TEXT —
┄┄┄┄┄┄
Dont hound ds for more info atm. You’re likely to make him shut down further.

Remember that kids also have different interpretations of words. Again, absolutely not minimising here. For example,13 year old told his mum he was being touched inappropriately at school. Turns out he was having his hair ruffled by one boy. Yes! Totally wrong, but not thankfully what his DM feared.

As I said absolutely not minimising, just stating facts.

rainbowunicorn · 14/02/2025 23:25

ASeriesOfTubes · 14/02/2025 22:32

[misses point of post completely]

"Mummy"? At 15?

Edited

What's the point of your post other than to try and mock the OP?

pentangles · 14/02/2025 23:29

Nursingadvice · 14/02/2025 22:11

This seems like a really strange interaction and reaction from you tbh.

i bet youre tough as boots and proud working class, eh?

KittytheHare · 14/02/2025 23:31

ASeriesOfTubes · 14/02/2025 22:32

[misses point of post completely]

"Mummy"? At 15?

Edited

As you said, missing the point completely

Katbum · 14/02/2025 23:32

pentangles · 14/02/2025 23:29

i bet youre tough as boots and proud working class, eh?

Because working-class people don’t have the intelligence to understand ‘molest’ has several applications? The classism on here is astounding…

ashamedtramp · 14/02/2025 23:32

wow.. why would an adult female accuse, even in a joking manner, their 15 year old son of 'molesting' them!

so whatever action your son was doing to you, i assume play fighting, you've now given this action a name.
┄┄┄┄┄┄
Saved entries —

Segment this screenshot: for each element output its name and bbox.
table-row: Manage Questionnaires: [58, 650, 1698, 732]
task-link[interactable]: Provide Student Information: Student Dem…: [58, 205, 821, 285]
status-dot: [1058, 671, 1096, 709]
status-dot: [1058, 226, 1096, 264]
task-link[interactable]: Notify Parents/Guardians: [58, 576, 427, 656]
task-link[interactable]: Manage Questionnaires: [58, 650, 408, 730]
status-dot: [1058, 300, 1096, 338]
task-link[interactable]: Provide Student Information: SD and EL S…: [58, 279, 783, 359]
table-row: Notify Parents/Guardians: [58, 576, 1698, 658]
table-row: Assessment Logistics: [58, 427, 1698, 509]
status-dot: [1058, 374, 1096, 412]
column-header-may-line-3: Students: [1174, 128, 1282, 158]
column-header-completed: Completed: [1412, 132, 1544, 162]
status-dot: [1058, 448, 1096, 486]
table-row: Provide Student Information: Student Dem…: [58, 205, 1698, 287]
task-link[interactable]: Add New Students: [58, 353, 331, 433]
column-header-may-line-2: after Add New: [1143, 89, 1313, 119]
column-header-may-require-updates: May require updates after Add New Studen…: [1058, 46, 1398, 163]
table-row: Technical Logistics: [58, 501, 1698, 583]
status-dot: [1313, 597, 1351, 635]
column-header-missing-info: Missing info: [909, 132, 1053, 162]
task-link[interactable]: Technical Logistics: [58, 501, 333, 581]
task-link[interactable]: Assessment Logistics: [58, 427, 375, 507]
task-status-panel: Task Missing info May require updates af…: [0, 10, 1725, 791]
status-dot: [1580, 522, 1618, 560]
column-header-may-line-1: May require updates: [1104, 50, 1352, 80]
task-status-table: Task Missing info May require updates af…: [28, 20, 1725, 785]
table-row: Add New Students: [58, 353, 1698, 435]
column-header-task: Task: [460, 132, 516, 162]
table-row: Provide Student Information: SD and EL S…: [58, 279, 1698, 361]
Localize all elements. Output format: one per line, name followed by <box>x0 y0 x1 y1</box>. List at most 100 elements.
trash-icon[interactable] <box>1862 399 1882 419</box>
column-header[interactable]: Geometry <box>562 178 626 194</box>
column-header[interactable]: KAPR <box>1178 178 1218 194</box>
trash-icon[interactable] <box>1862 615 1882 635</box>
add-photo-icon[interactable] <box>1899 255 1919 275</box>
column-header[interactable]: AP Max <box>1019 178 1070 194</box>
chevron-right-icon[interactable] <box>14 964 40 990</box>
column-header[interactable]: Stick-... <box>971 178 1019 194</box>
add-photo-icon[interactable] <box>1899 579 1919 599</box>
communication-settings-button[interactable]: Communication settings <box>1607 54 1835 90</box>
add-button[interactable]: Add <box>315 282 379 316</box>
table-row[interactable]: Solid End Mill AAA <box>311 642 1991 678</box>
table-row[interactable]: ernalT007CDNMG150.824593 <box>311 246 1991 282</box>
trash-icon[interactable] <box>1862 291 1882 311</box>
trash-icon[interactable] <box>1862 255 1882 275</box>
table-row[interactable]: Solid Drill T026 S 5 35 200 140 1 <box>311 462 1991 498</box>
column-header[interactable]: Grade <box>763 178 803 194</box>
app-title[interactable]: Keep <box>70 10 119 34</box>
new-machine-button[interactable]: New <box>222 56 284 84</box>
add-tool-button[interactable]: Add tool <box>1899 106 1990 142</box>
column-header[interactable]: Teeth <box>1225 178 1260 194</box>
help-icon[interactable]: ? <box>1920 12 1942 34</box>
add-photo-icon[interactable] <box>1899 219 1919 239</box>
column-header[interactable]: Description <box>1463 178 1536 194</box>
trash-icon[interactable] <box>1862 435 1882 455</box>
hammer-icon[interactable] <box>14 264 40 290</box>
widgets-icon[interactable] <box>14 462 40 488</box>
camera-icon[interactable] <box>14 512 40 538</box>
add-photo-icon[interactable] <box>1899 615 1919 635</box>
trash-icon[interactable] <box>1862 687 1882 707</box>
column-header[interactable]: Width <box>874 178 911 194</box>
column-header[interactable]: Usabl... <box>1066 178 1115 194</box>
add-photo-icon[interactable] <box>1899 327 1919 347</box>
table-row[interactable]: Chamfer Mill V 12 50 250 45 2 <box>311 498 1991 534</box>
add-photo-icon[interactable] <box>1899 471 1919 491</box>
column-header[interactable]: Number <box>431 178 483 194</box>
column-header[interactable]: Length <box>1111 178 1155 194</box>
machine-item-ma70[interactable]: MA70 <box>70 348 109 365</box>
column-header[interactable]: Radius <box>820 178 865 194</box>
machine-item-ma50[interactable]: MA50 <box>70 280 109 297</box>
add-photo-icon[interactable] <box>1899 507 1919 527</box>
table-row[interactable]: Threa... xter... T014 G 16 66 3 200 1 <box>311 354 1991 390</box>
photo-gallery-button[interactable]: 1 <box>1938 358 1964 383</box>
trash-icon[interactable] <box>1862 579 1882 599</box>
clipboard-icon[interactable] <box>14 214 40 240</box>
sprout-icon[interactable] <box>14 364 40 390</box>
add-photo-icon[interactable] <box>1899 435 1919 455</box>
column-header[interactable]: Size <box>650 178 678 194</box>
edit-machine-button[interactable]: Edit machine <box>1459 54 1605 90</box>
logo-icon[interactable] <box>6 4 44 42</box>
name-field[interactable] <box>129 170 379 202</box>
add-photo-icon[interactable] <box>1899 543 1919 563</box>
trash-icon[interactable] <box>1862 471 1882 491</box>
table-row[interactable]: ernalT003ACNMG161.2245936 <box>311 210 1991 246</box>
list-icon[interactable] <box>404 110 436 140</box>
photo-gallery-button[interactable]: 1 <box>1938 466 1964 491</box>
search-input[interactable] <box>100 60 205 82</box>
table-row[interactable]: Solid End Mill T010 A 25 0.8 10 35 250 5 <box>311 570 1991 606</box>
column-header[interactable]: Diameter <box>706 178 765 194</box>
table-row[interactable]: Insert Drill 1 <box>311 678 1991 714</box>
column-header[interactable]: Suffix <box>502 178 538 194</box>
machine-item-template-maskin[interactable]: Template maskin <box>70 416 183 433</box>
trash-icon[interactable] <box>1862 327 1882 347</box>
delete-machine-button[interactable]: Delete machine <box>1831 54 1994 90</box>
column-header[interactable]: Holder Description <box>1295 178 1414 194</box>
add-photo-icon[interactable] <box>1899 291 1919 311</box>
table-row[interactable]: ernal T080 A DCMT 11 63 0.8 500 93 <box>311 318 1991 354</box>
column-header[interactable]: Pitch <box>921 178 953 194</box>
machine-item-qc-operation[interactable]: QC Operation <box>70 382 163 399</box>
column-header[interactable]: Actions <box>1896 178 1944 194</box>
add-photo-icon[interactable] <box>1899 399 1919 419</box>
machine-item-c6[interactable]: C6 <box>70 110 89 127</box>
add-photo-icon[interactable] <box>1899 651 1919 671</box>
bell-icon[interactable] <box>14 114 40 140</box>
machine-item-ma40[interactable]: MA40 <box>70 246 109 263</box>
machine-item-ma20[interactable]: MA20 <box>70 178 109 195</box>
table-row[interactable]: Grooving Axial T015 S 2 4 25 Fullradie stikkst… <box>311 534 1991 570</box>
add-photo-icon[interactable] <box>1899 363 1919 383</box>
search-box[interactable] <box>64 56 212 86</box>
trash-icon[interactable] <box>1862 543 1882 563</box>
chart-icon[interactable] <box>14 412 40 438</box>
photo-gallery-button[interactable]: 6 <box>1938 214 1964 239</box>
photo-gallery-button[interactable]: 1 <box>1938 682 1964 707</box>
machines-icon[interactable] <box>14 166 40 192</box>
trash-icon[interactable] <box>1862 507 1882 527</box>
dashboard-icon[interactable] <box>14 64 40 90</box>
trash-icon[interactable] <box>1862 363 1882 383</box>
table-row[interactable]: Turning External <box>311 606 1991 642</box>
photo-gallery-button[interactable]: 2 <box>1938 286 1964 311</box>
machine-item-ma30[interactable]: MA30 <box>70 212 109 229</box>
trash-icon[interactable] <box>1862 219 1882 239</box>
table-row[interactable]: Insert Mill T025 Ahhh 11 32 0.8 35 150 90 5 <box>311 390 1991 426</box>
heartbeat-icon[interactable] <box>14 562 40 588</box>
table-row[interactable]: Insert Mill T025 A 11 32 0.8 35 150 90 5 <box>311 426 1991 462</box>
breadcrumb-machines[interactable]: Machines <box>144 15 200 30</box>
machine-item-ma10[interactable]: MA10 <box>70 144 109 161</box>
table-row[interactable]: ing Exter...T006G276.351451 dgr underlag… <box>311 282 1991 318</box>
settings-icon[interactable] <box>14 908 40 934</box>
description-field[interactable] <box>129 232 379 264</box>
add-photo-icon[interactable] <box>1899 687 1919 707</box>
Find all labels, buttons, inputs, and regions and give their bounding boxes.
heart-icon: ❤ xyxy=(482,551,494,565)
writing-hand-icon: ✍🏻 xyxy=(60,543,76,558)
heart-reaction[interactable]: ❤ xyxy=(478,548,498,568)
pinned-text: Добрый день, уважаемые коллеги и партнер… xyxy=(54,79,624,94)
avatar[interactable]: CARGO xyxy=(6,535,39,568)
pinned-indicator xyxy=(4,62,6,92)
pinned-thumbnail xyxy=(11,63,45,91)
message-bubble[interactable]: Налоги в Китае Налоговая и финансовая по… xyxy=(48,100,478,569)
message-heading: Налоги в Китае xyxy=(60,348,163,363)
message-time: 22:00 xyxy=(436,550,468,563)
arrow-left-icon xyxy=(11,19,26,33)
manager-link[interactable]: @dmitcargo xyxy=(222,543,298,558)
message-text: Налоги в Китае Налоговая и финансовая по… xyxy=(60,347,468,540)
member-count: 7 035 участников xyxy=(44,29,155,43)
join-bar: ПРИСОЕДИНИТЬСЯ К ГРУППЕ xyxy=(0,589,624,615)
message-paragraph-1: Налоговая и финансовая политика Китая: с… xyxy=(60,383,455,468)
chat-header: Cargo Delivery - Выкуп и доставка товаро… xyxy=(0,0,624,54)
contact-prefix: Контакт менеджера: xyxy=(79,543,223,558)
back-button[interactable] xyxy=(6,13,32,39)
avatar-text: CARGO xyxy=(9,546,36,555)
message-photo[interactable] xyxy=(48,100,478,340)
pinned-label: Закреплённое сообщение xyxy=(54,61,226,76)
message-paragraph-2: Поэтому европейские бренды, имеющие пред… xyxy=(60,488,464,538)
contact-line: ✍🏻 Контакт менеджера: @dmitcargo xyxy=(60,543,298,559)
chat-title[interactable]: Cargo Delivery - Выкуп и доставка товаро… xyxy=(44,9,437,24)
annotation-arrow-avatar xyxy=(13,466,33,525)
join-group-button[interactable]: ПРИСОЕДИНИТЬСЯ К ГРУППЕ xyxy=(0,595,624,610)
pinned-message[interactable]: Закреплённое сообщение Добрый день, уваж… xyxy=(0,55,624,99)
┄┄┄┄┄┄
Could you carry on the forum thread above about the word "molest" from its last post, in the same style of replies?

OUTPUT OF THE TASK —
so he's responded saying i may have been 'mostested' in the past.. he may have been referring to some sinster act, or he may have been being sassy and pointing out that in previous 'play fights' he's had with you, that you were in fact the 'molester'

i actually understand why your DH shut the conversation down... BUT before people come for me, i think you need to have a conversation with your DH and ask him why he felt he needed to do that?

CockneyWideboys · 14/02/2025 23:33

CrowsInMyGarden · 14/02/2025 22:22

I used to take my troubled son out for a car ride as he found it easier to talk if we were not looking at each other

I always took my DsD for a walk, again easier with no material distractions around. If he’s not a “walker” def. try the car trip.
It must be the not looking at each other that makes it easier to broach topics that can be difficult. Let him talk, don’t quiz too much… if there’s something there to say, hopefully it will come out.
Your DHs reaction is a little concerning, I must say.
I wish you and your DS well.🌻

Staggeredatthisadmission · 14/02/2025 23:36

Bellyblueboy · 14/02/2025 23:08

i have no idea because I don’t know any of these people or the wider family dynamic or even the exact way the conversation played out.

I have no idea why a father would shut down a child who was taking about abuse - there are lots of possibilities.

you are certain the dad wasn’t trying to end the conversation. OP who was there and knows him thinks he was. I don’t think I know anything. You are the one claiming to be all seeing.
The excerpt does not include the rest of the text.